'''

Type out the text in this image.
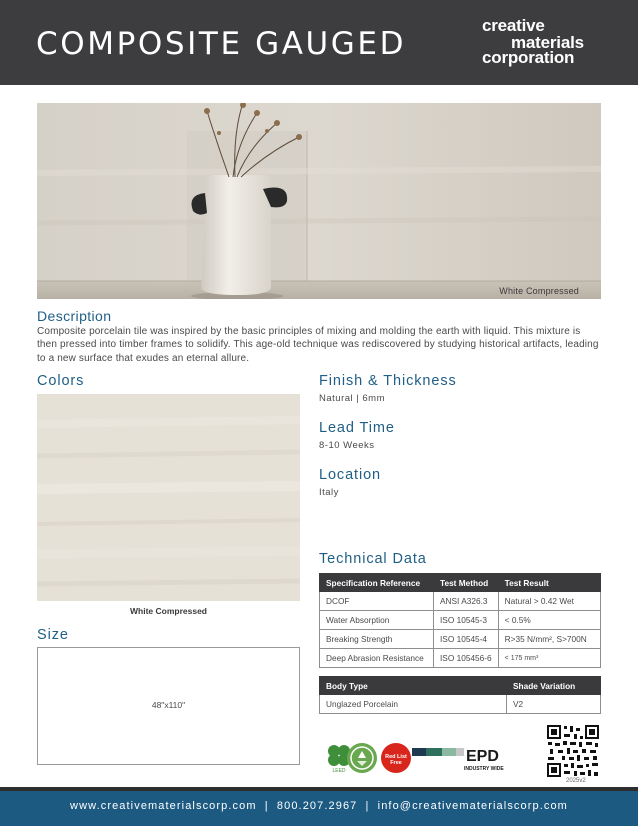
COMPOSITE GAUGED
creative
materials
corporation
White Compressed
Description
Composite porcelain tile was inspired by the basic principles of mixing and molding the earth with liquid. This mixture is then pressed into timber frames to solidify. This age-old technique was rediscovered by studying historical artifacts, leading to a new surface that exudes an eternal allure.
Colors
White Compressed
Size
48"x110"
Finish & Thickness
Natural | 6mm
Lead Time
8-10 Weeks
Location
Italy
Technical Data
Specification Reference	Test Method	Test Result
DCOF	ANSI A326.3	Natural > 0.42 Wet
Water Absorption	ISO 10545-3	< 0.5%
Breaking Strength	ISO 10545-4	R>35 N/mm², S>700N
Deep Abrasion Resistance	ISO 105456-6	< 175 mm³
Body Type	Shade Variation
Unglazed Porcelain	V2
LEED
Red List
Free	EPD
INDUSTRY WIDE
2025v2
www.creativematerialscorp.com | 800.207.2967 | info@creativematerialscorp.com
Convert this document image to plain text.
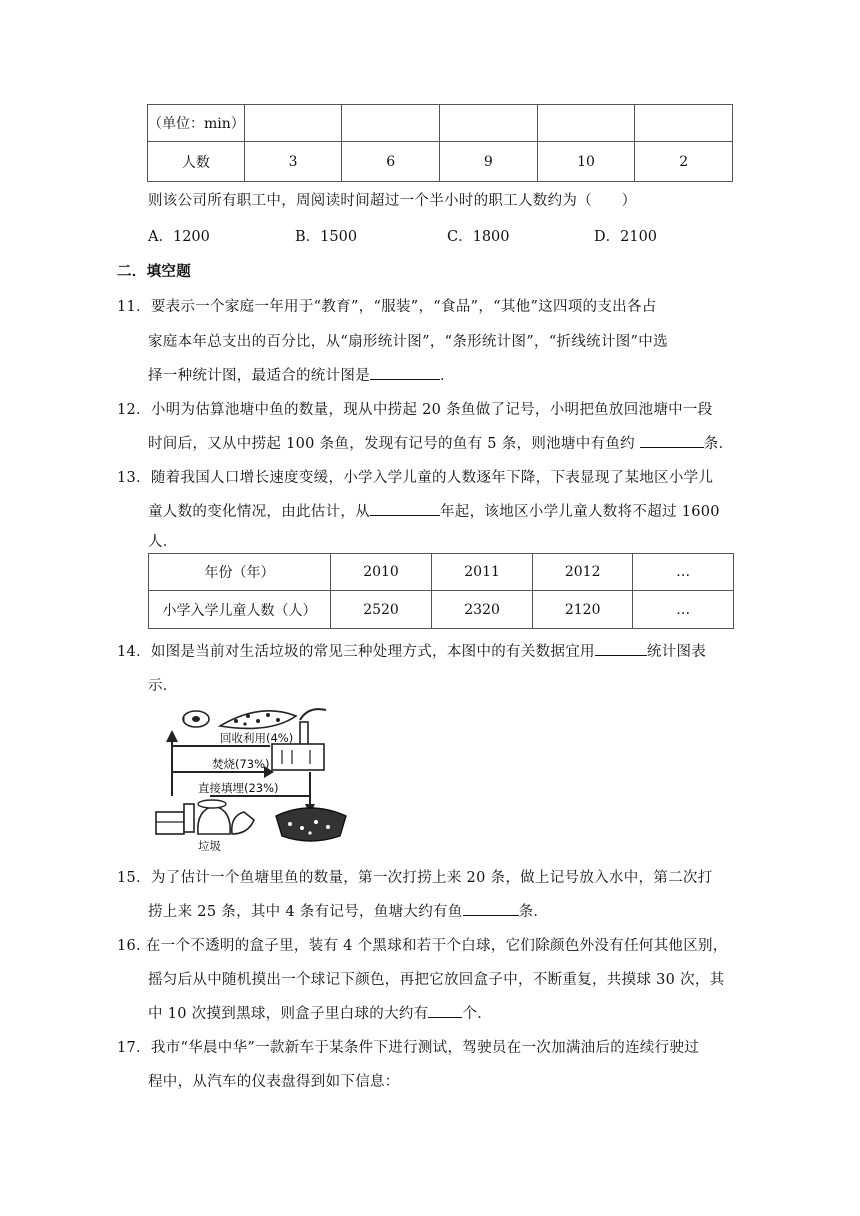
（单位：min）					
人数	3	6	9	10	2
则该公司所有职工中，周阅读时间超过一个半小时的职工人数约为（　　）
A．1200	B．1500	C．1800	D．2100
二．填空题
11．要表示一个家庭一年用于“教育”，“服装”，“食品”，“其他”这四项的支出各占
家庭本年总支出的百分比，从“扇形统计图”，“条形统计图”，“折线统计图”中选
择一种统计图，最适合的统计图是	．
12．小明为估算池塘中鱼的数量，现从中捞起 20 条鱼做了记号，小明把鱼放回池塘中一段
时间后，又从中捞起 100 条鱼，发现有记号的鱼有 5 条，则池塘中有鱼约	条．
13．随着我国人口增长速度变缓，小学入学儿童的人数逐年下降，下表显现了某地区小学儿
童人数的变化情况，由此估计，从	年起，该地区小学儿童人数将不超过 1600
人．
年份（年）	2010	2011	2012	…
小学入学儿童人数（人）	2520	2320	2120	…
14．如图是当前对生活垃圾的常见三种处理方式，本图中的有关数据宜用	统计图表
示．
回收利用(4%)
焚烧(73%)
直接填埋(23%)
垃圾
15．为了估计一个鱼塘里鱼的数量，第一次打捞上来 20 条，做上记号放入水中，第二次打
捞上来 25 条，其中 4 条有记号，鱼塘大约有鱼	条．
16. 在一个不透明的盒子里，装有 4 个黑球和若干个白球，它们除颜色外没有任何其他区别，
摇匀后从中随机摸出一个球记下颜色，再把它放回盒子中，不断重复，共摸球 30 次，其
中 10 次摸到黑球，则盒子里白球的大约有 个．
17．我市“华晨中华”一款新车于某条件下进行测试，驾驶员在一次加满油后的连续行驶过
程中，从汽车的仪表盘得到如下信息：
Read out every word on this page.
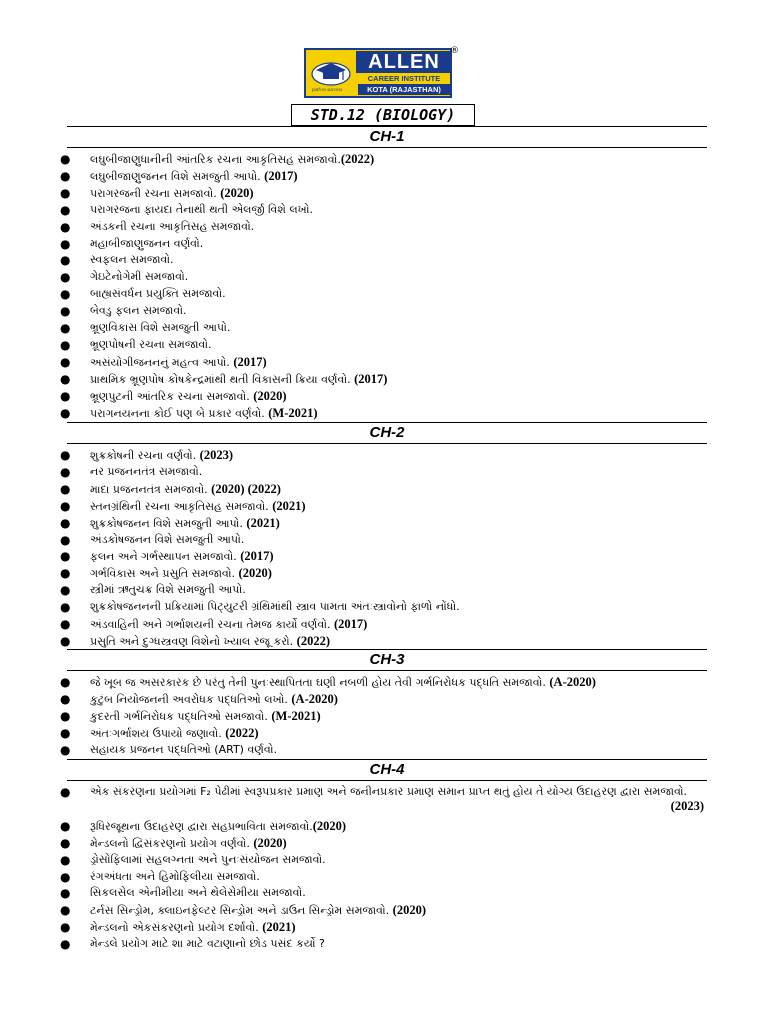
ALLEN
CAREER INSTITUTE
KOTA (RAJASTHAN)
path to success
®
STD.12 (BIOLOGY)
CH-1
●	લઘુબીજાણુધાનીની આંતરિક રચના આકૃતિસહ સમજાવો.(2022)
●	લઘુબીજાણુજનન વિશે સમજુતી આપો. (2017)
●	પરાગરજની રચના સમજાવો. (2020)
●	પરાગરજના ફાયદા તેનાથી થતી એલર્જી વિશે લખો.
●	અંડકની રચના આકૃતિસહ સમજાવો.
●	મહાબીજાણુજનન વર્ણવો.
●	સ્વફલન સમજાવો.
●	ગેઇટેનોગેમી સમજાવો.
●	બાહ્યસંવર્ધન પ્રયુક્તિ સમજાવો.
●	બેવડુ ફલન સમજાવો.
●	ભ્રૂણવિકાસ વિશે સમજુતી આપો.
●	ભ્રૂણપોષની રચના સમજાવો.
●	અસંયોગીજનનનું મહત્વ આપો. (2017)
●	પ્રાથમિક ભ્રૂણપોષ કોષકેન્દ્રમાંથી થતી વિકાસની ક્રિયા વર્ણવો. (2017)
●	ભ્રૂણપુટની આંતરિક રચના સમજાવો. (2020)
●	પરાગનયનના કોઈ પણ બે પ્રકાર વર્ણવો. (M-2021)
CH-2
●	શુક્રકોષની રચના વર્ણવો. (2023)
●	નર પ્રજનનતંત્ર સમજાવો.
●	માદા પ્રજનનતંત્ર સમજાવો. (2020) (2022)
●	સ્તનગ્રંથિની રચના આકૃતિસહ સમજાવો. (2021)
●	શુક્રકોષજનન વિશે સમજુતી આપો. (2021)
●	અંડકોષજનન વિશે સમજુતી આપો.
●	ફલન અને ગર્ભસ્થાપન સમજાવો. (2017)
●	ગર્ભવિકાસ અને પ્રસુતિ સમજાવો. (2020)
●	સ્ત્રીમાં ઋતુચક્ર વિશે સમજુતી આપો.
●	શુક્રકોષજનનની પ્રક્રિયામાં પિટ્યુટરી ગ્રંથિમાંથી સ્ત્રાવ પામતા અંતઃસ્ત્રાવોનો ફાળો નોંધો.
●	અંડવાહિની અને ગર્ભાશયની રચના તેમજ કાર્યો વર્ણવો. (2017)
●	પ્રસુતિ અને દુગ્ધસ્ત્રવણ વિશેનો ખ્યાલ રજૂ કરો. (2022)
CH-3
●	જે ખૂબ જ અસરકારક છે પરંતુ તેની પુનઃસ્થાપિતતા ઘણી નબળી હોય તેવી ગર્ભનિરોધક પદ્ધતિ સમજાવો. (A-2020)
●	કુટુંબ નિયોજનની અવરોધક પદ્ધતિઓ લખો. (A-2020)
●	કુદરતી ગર્ભનિરોધક પદ્ધતિઓ સમજાવો. (M-2021)
●	અંતઃગર્ભાશય ઉપાયો જણાવો. (2022)
●	સહાયક પ્રજનન પદ્ધતિઓ (ART) વર્ણવો.
CH-4
●	એક સંકરણના પ્રયોગમાં F₂ પેઢીમાં સ્વરૂપપ્રકાર પ્રમાણ અને જનીનપ્રકાર પ્રમાણ સમાન પ્રાપ્ત થતું હોય તે યોગ્ય ઉદાહરણ દ્વારા સમજાવો.
(2023)
●	રૂધિરજૂથના ઉદાહરણ દ્વારા સહપ્રભાવિતા સમજાવો.(2020)
●	મેન્ડલનો દ્વિસંકરણનો પ્રયોગ વર્ણવો. (2020)
●	ડ્રોસોફિલામાં સહલગ્નતા અને પુનઃસંયોજન સમજાવો.
●	રંગઅંધતા અને હિમોફિલીયા સમજાવો.
●	સિકલસેલ એનીમીયા અને થેલેસેમીયા સમજાવો.
●	ટર્નસ સિન્ડ્રોમ, ક્લાઇનફેલ્ટર સિન્ડ્રોમ અને ડાઉન સિન્ડ્રોમ સમજાવો. (2020)
●	મેન્ડલનો એકસંકરણનો પ્રયોગ દર્શાવો. (2021)
●	મેન્ડલે પ્રયોગ માટે શા માટે વટાણાનો છોડ પસંદ કર્યો ?
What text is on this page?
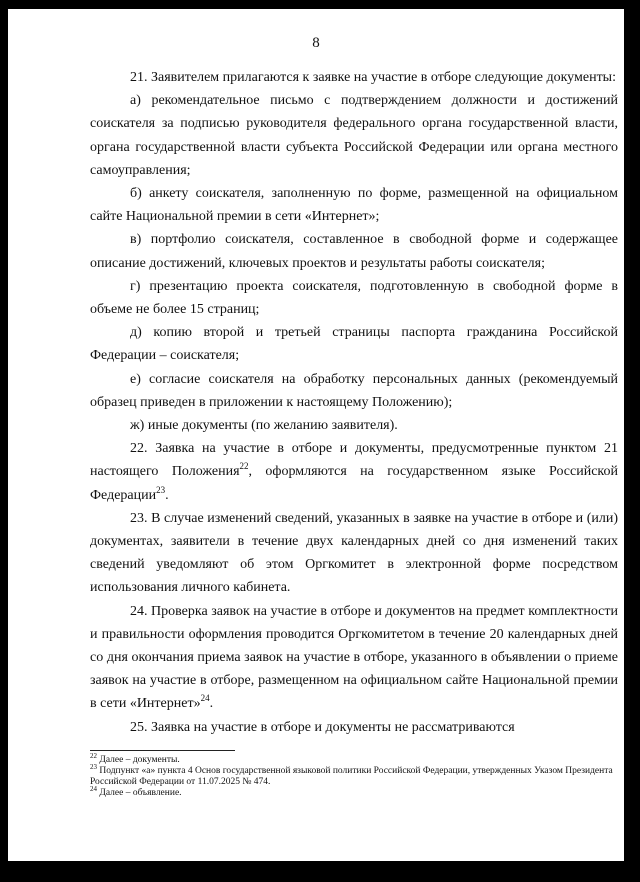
8

21. Заявителем прилагаются к заявке на участие в отборе следующие документы:

а) рекомендательное письмо с подтверждением должности и достижений соискателя за подписью руководителя федерального органа государственной власти, органа государственной власти субъекта Российской Федерации или органа местного самоуправления;

б) анкету соискателя, заполненную по форме, размещенной на официальном сайте Национальной премии в сети «Интернет»;

в) портфолио соискателя, составленное в свободной форме и содержащее описание достижений, ключевых проектов и результаты работы соискателя;

г) презентацию проекта соискателя, подготовленную в свободной форме в объеме не более 15 страниц;

д) копию второй и третьей страницы паспорта гражданина Российской Федерации – соискателя;

е) согласие соискателя на обработку персональных данных (рекомендуемый образец приведен в приложении к настоящему Положению);

ж) иные документы (по желанию заявителя).

22. Заявка на участие в отборе и документы, предусмотренные пунктом 21 настоящего Положения$^{22}$, оформляются на государственном языке Российской Федерации$^{23}$.

23. В случае изменений сведений, указанных в заявке на участие в отборе и (или) документах, заявители в течение двух календарных дней со дня изменений таких сведений уведомляют об этом Оргкомитет в электронной форме посредством использования личного кабинета.

24. Проверка заявок на участие в отборе и документов на предмет комплектности и правильности оформления проводится Оргкомитетом в течение 20 календарных дней со дня окончания приема заявок на участие в отборе, указанного в объявлении о приеме заявок на участие в отборе, размещенном на официальном сайте Национальной премии в сети «Интернет»$^{24}$.

25. Заявка на участие в отборе и документы не рассматриваются

$^{22}$ Далее – документы.

$^{23}$ Подпункт «а» пункта 4 Основ государственной языковой политики Российской Федерации, утвержденных Указом Президента Российской Федерации от 11.07.2025 № 474.

$^{24}$ Далее – объявление.
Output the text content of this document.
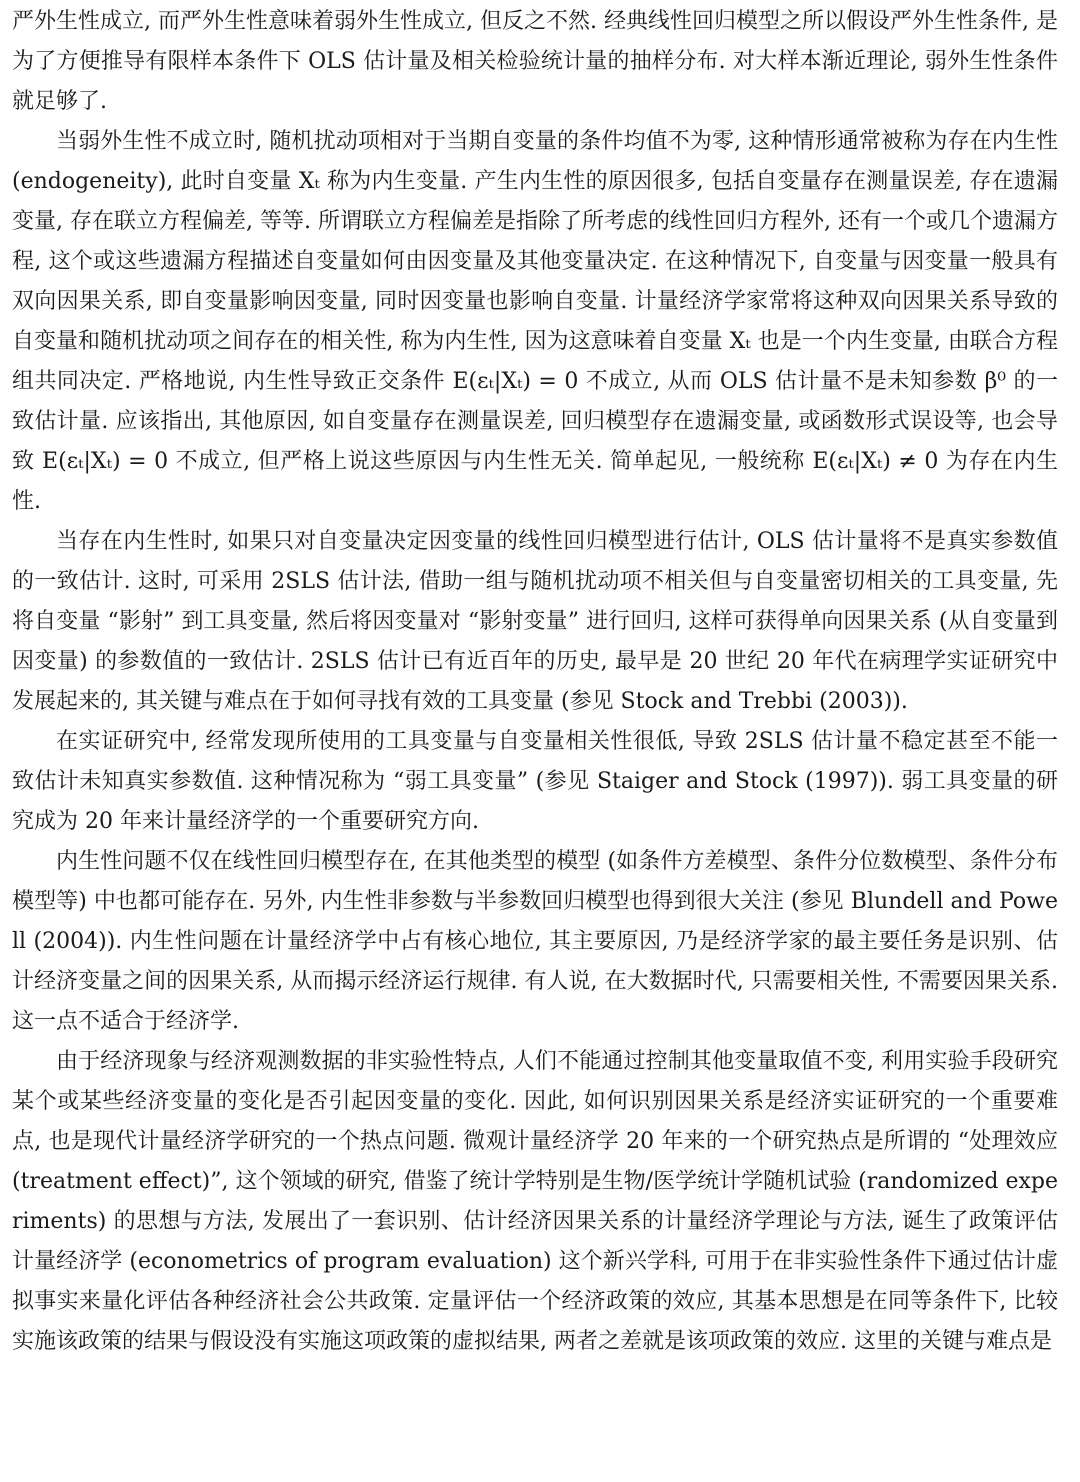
严外生性成立, 而严外生性意味着弱外生性成立, 但反之不然. 经典线性回归模型之所以假设严外生性条件, 是为了方便推导有限样本条件下 OLS 估计量及相关检验统计量的抽样分布. 对大样本渐近理论, 弱外生性条件就足够了.

当弱外生性不成立时, 随机扰动项相对于当期自变量的条件均值不为零, 这种情形通常被称为存在内生性 (endogeneity), 此时自变量 Xₜ 称为内生变量. 产生内生性的原因很多, 包括自变量存在测量误差, 存在遗漏变量, 存在联立方程偏差, 等等. 所谓联立方程偏差是指除了所考虑的线性回归方程外, 还有一个或几个遗漏方程, 这个或这些遗漏方程描述自变量如何由因变量及其他变量决定. 在这种情况下, 自变量与因变量一般具有双向因果关系, 即自变量影响因变量, 同时因变量也影响自变量. 计量经济学家常将这种双向因果关系导致的自变量和随机扰动项之间存在的相关性, 称为内生性, 因为这意味着自变量 Xₜ 也是一个内生变量, 由联合方程组共同决定. 严格地说, 内生性导致正交条件 E(εₜ|Xₜ) = 0 不成立, 从而 OLS 估计量不是未知参数 β⁰ 的一致估计量. 应该指出, 其他原因, 如自变量存在测量误差, 回归模型存在遗漏变量, 或函数形式误设等, 也会导致 E(εₜ|Xₜ) = 0 不成立, 但严格上说这些原因与内生性无关. 简单起见, 一般统称 E(εₜ|Xₜ) ≠ 0 为存在内生性.

当存在内生性时, 如果只对自变量决定因变量的线性回归模型进行估计, OLS 估计量将不是真实参数值的一致估计. 这时, 可采用 2SLS 估计法, 借助一组与随机扰动项不相关但与自变量密切相关的工具变量, 先将自变量 “影射” 到工具变量, 然后将因变量对 “影射变量” 进行回归, 这样可获得单向因果关系 (从自变量到因变量) 的参数值的一致估计. 2SLS 估计已有近百年的历史, 最早是 20 世纪 20 年代在病理学实证研究中发展起来的, 其关键与难点在于如何寻找有效的工具变量 (参见 Stock and Trebbi (2003)).

在实证研究中, 经常发现所使用的工具变量与自变量相关性很低, 导致 2SLS 估计量不稳定甚至不能一致估计未知真实参数值. 这种情况称为 “弱工具变量” (参见 Staiger and Stock (1997)). 弱工具变量的研究成为 20 年来计量经济学的一个重要研究方向.

内生性问题不仅在线性回归模型存在, 在其他类型的模型 (如条件方差模型、条件分位数模型、条件分布模型等) 中也都可能存在. 另外, 内生性非参数与半参数回归模型也得到很大关注 (参见 Blundell and Powell (2004)). 内生性问题在计量经济学中占有核心地位, 其主要原因, 乃是经济学家的最主要任务是识别、估计经济变量之间的因果关系, 从而揭示经济运行规律. 有人说, 在大数据时代, 只需要相关性, 不需要因果关系. 这一点不适合于经济学.

由于经济现象与经济观测数据的非实验性特点, 人们不能通过控制其他变量取值不变, 利用实验手段研究某个或某些经济变量的变化是否引起因变量的变化. 因此, 如何识别因果关系是经济实证研究的一个重要难点, 也是现代计量经济学研究的一个热点问题. 微观计量经济学 20 年来的一个研究热点是所谓的 “处理效应 (treatment effect)”, 这个领域的研究, 借鉴了统计学特别是生物/医学统计学随机试验 (randomized experiments) 的思想与方法, 发展出了一套识别、估计经济因果关系的计量经济学理论与方法, 诞生了政策评估计量经济学 (econometrics of program evaluation) 这个新兴学科, 可用于在非实验性条件下通过估计虚拟事实来量化评估各种经济社会公共政策. 定量评估一个经济政策的效应, 其基本思想是在同等条件下, 比较实施该政策的结果与假设没有实施这项政策的虚拟结果, 两者之差就是该项政策的效应. 这里的关键与难点是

'''

**TASK DESCRIPTION**. Across the records, how many lines contain "календарных"? Only the number should be given.

**SOLVED EXERCISE**. 2